DIRECTION :: Whenever a line contains the string "color", copy it out of the entries.

Figure content listings ::
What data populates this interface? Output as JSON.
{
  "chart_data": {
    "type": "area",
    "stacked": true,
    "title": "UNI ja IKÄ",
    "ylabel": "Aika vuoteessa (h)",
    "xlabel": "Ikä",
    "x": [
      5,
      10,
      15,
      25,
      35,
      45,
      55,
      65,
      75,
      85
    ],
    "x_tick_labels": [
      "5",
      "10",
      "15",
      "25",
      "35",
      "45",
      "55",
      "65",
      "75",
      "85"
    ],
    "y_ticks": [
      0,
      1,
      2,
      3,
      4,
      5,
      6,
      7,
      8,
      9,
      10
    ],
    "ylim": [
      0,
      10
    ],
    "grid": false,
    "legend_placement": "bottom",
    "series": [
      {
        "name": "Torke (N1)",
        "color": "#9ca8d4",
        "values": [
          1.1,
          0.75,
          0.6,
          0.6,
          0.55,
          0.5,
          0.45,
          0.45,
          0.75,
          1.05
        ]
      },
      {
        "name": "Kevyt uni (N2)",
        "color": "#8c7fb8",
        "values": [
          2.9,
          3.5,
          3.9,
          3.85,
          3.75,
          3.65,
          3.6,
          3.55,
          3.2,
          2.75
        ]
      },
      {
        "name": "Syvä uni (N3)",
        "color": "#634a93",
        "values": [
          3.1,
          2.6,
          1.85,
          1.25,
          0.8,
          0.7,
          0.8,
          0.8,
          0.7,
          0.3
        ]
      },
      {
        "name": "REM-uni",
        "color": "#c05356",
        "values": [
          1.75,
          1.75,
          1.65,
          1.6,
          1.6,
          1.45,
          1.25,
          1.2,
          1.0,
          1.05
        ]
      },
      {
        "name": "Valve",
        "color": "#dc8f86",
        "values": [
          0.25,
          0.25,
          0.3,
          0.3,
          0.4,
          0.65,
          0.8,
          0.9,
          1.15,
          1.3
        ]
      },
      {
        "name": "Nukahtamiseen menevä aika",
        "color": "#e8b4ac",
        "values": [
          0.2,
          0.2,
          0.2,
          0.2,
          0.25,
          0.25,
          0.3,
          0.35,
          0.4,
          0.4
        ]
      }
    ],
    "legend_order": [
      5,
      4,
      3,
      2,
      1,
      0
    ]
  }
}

THE REPLY ::
        "color": "#9ca8d4",
        "color": "#8c7fb8",
        "color": "#634a93",
        "color": "#c05356",
        "color": "#dc8f86",
        "color": "#e8b4ac",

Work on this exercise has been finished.